▶ _Task_: Review the listing and copy each line that holds the word "boundary".

- - - - - - -

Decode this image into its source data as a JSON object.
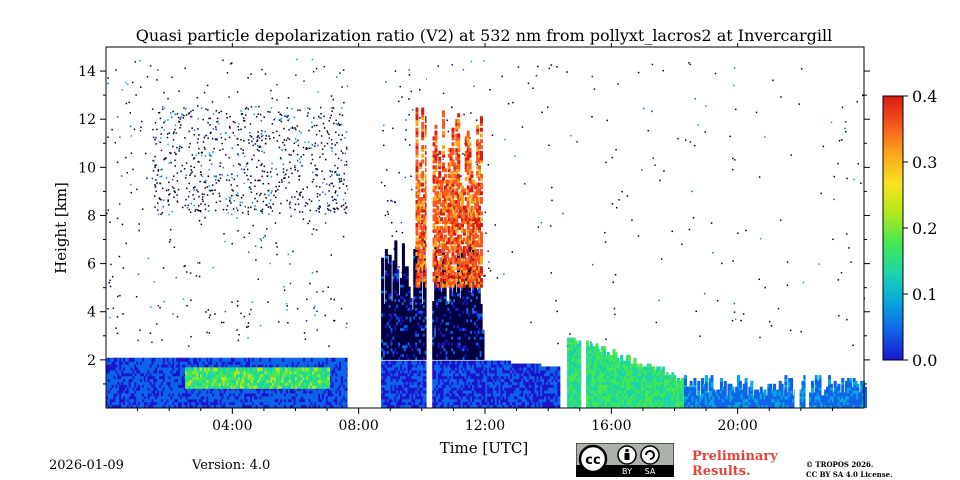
{
  "colors": {
    "cmap": [
      "#1a14cc",
      "#0e64e8",
      "#06a8e0",
      "#1cd6a8",
      "#44e850",
      "#b2e81c",
      "#f6e41c",
      "#fca81c",
      "#f8581c",
      "#d81a12"
    ],
    "no_signal": "#ffffff",
    "preliminary": "#e8423a"
  },
  "chart_data": {
    "type": "heatmap",
    "title": "Quasi particle depolarization ratio (V2) at 532 nm from pollyxt_lacros2 at Invercargill",
    "xlabel": "Time [UTC]",
    "ylabel": "Height [km]",
    "xlim": [
      0,
      24
    ],
    "ylim": [
      0,
      15
    ],
    "x_ticks": [
      {
        "value": 4,
        "label": "04:00"
      },
      {
        "value": 8,
        "label": "08:00"
      },
      {
        "value": 12,
        "label": "12:00"
      },
      {
        "value": 16,
        "label": "16:00"
      },
      {
        "value": 20,
        "label": "20:00"
      }
    ],
    "y_ticks": [
      {
        "value": 2,
        "label": "2"
      },
      {
        "value": 4,
        "label": "4"
      },
      {
        "value": 6,
        "label": "6"
      },
      {
        "value": 8,
        "label": "8"
      },
      {
        "value": 10,
        "label": "10"
      },
      {
        "value": 12,
        "label": "12"
      },
      {
        "value": 14,
        "label": "14"
      }
    ],
    "colorbar": {
      "range": [
        0.0,
        0.4
      ],
      "ticks": [
        {
          "value": 0.0,
          "label": "0.0"
        },
        {
          "value": 0.1,
          "label": "0.1"
        },
        {
          "value": 0.2,
          "label": "0.2"
        },
        {
          "value": 0.3,
          "label": "0.3"
        },
        {
          "value": 0.4,
          "label": "0.4"
        }
      ]
    },
    "data_gaps_hours": [
      [
        7.65,
        8.65
      ],
      [
        10.15,
        10.3
      ],
      [
        15.05,
        15.2
      ],
      [
        21.8,
        21.9
      ],
      [
        22.15,
        22.25
      ]
    ],
    "regions": [
      {
        "name": "boundary-layer-early",
        "t": [
          0,
          7.65
        ],
        "h": [
          0,
          2.0
        ],
        "depol": [
          0.02,
          0.08
        ]
      },
      {
        "name": "aerosol-band-morning",
        "t": [
          2.5,
          7.0
        ],
        "h": [
          0.8,
          1.6
        ],
        "depol": [
          0.12,
          0.22
        ]
      },
      {
        "name": "cloud-layer-morning",
        "t": [
          8.65,
          11.9
        ],
        "h": [
          2.0,
          4.5
        ],
        "depol": [
          0.0,
          0.02
        ]
      },
      {
        "name": "ice-cloud",
        "t": [
          9.8,
          11.9
        ],
        "h": [
          5.0,
          12.5
        ],
        "depol": [
          0.3,
          0.38
        ]
      },
      {
        "name": "boundary-layer-midday",
        "t": [
          8.65,
          14.3
        ],
        "h": [
          0,
          1.8
        ],
        "depol": [
          0.02,
          0.06
        ]
      },
      {
        "name": "dust-layer-afternoon",
        "t": [
          14.6,
          18.3
        ],
        "h": [
          0,
          2.4
        ],
        "depol": [
          0.12,
          0.2
        ]
      },
      {
        "name": "boundary-layer-evening",
        "t": [
          18.3,
          24
        ],
        "h": [
          0,
          1.0
        ],
        "depol": [
          0.04,
          0.1
        ]
      }
    ]
  },
  "footer": {
    "date": "2026-01-09",
    "version": "Version: 4.0",
    "preliminary_line1": "Preliminary",
    "preliminary_line2": "Results.",
    "copyright_line1": "© TROPOS 2026.",
    "copyright_line2": "CC BY SA 4.0 License.",
    "license_badge": {
      "text_cc": "cc",
      "text_by": "BY",
      "text_sa": "SA"
    }
  }
}
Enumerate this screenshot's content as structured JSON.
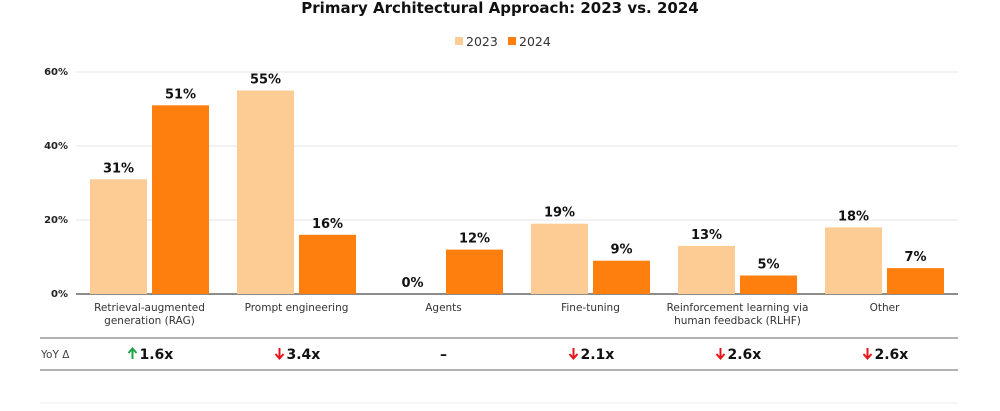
{
  "chart_data": {
    "type": "bar",
    "title": "Primary Architectural Approach: 2023 vs. 2024",
    "categories": [
      [
        "Retrieval-augmented",
        "generation (RAG)"
      ],
      [
        "Prompt engineering"
      ],
      [
        "Agents"
      ],
      [
        "Fine-tuning"
      ],
      [
        "Reinforcement learning via",
        "human feedback (RLHF)"
      ],
      [
        "Other"
      ]
    ],
    "series": [
      {
        "name": "2023",
        "color": "#FDCB94",
        "values": [
          31,
          55,
          0,
          19,
          13,
          18
        ]
      },
      {
        "name": "2024",
        "color": "#FF7F0E",
        "values": [
          51,
          16,
          12,
          9,
          5,
          7
        ]
      }
    ],
    "data_labels": [
      [
        "31%",
        "55%",
        "0%",
        "19%",
        "13%",
        "18%"
      ],
      [
        "51%",
        "16%",
        "12%",
        "9%",
        "5%",
        "7%"
      ]
    ],
    "ylim": [
      0,
      60
    ],
    "yticks": [
      0,
      20,
      40,
      60
    ],
    "ytick_labels": [
      "0%",
      "20%",
      "40%",
      "60%"
    ],
    "grid": true,
    "legend_position": "top-center",
    "xlabel": "",
    "ylabel": "",
    "yoy": {
      "label": "YoY Δ",
      "values": [
        {
          "dir": "up",
          "text": "1.6x"
        },
        {
          "dir": "down",
          "text": "3.4x"
        },
        {
          "dir": "none",
          "text": "–"
        },
        {
          "dir": "down",
          "text": "2.1x"
        },
        {
          "dir": "down",
          "text": "2.6x"
        },
        {
          "dir": "down",
          "text": "2.6x"
        }
      ],
      "up_color": "#1FA34A",
      "down_color": "#E8141B"
    }
  }
}
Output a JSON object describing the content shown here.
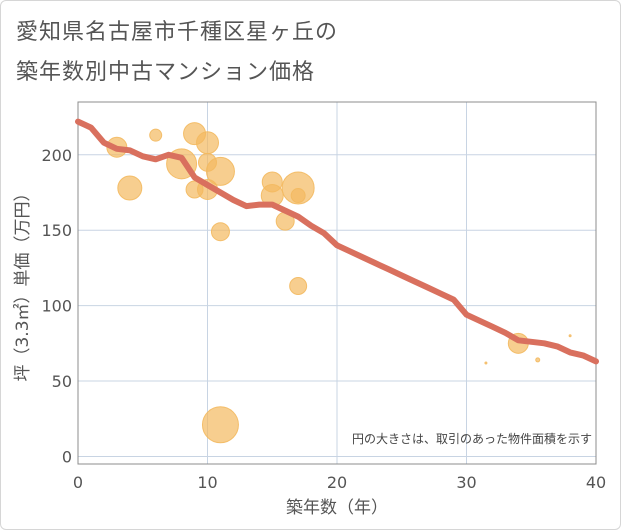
{
  "title_line1": "愛知県名古屋市千種区星ヶ丘の",
  "title_line2": "築年数別中古マンション価格",
  "chart_data": {
    "type": "scatter",
    "title": "愛知県名古屋市千種区星ヶ丘の築年数別中古マンション価格",
    "xlabel": "築年数（年）",
    "ylabel": "坪（3.3㎡）単価（万円）",
    "xlim": [
      0,
      40
    ],
    "ylim": [
      -5,
      235
    ],
    "xticks": [
      0,
      10,
      20,
      30,
      40
    ],
    "yticks": [
      0,
      50,
      100,
      150,
      200
    ],
    "grid": true,
    "annotation": "円の大きさは、取引のあった物件面積を示す",
    "colors": {
      "bubble": "#f3b95f",
      "line": "#d9705e",
      "grid": "#c8d4e3",
      "frame": "#8c8c8c"
    },
    "bubbles": [
      {
        "x": 3,
        "y": 205,
        "size": 20
      },
      {
        "x": 4,
        "y": 178,
        "size": 24
      },
      {
        "x": 6,
        "y": 213,
        "size": 12
      },
      {
        "x": 8,
        "y": 194,
        "size": 30
      },
      {
        "x": 9,
        "y": 214,
        "size": 22
      },
      {
        "x": 9,
        "y": 177,
        "size": 17
      },
      {
        "x": 10,
        "y": 208,
        "size": 22
      },
      {
        "x": 10,
        "y": 195,
        "size": 18
      },
      {
        "x": 10,
        "y": 177,
        "size": 20
      },
      {
        "x": 11,
        "y": 189,
        "size": 28
      },
      {
        "x": 11,
        "y": 149,
        "size": 18
      },
      {
        "x": 11,
        "y": 21,
        "size": 36
      },
      {
        "x": 15,
        "y": 182,
        "size": 20
      },
      {
        "x": 15,
        "y": 173,
        "size": 22
      },
      {
        "x": 16,
        "y": 156,
        "size": 18
      },
      {
        "x": 17,
        "y": 178,
        "size": 32
      },
      {
        "x": 17,
        "y": 173,
        "size": 14
      },
      {
        "x": 17,
        "y": 113,
        "size": 17
      },
      {
        "x": 34,
        "y": 75,
        "size": 20
      },
      {
        "x": 35.5,
        "y": 64,
        "size": 4
      },
      {
        "x": 31.5,
        "y": 62,
        "size": 2
      },
      {
        "x": 38,
        "y": 80,
        "size": 2
      }
    ],
    "trend": {
      "x": [
        0,
        1,
        2,
        3,
        4,
        5,
        6,
        7,
        8,
        9,
        10,
        11,
        12,
        13,
        14,
        15,
        16,
        17,
        18,
        19,
        20,
        21,
        22,
        23,
        24,
        25,
        26,
        27,
        28,
        29,
        30,
        31,
        32,
        33,
        34,
        35,
        36,
        37,
        38,
        39,
        40
      ],
      "y": [
        222,
        218,
        208,
        204,
        203,
        199,
        197,
        200,
        198,
        185,
        180,
        175,
        170,
        166,
        167,
        167,
        163,
        159,
        153,
        148,
        140,
        136,
        132,
        128,
        124,
        120,
        116,
        112,
        108,
        104,
        94,
        90,
        86,
        82,
        77,
        76,
        75,
        73,
        69,
        67,
        63
      ]
    }
  }
}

- - - - - - -

▶ _Solution to the exercise_:
        "name": "boundary-layer-early",
        "name": "boundary-layer-midday",
        "name": "boundary-layer-evening",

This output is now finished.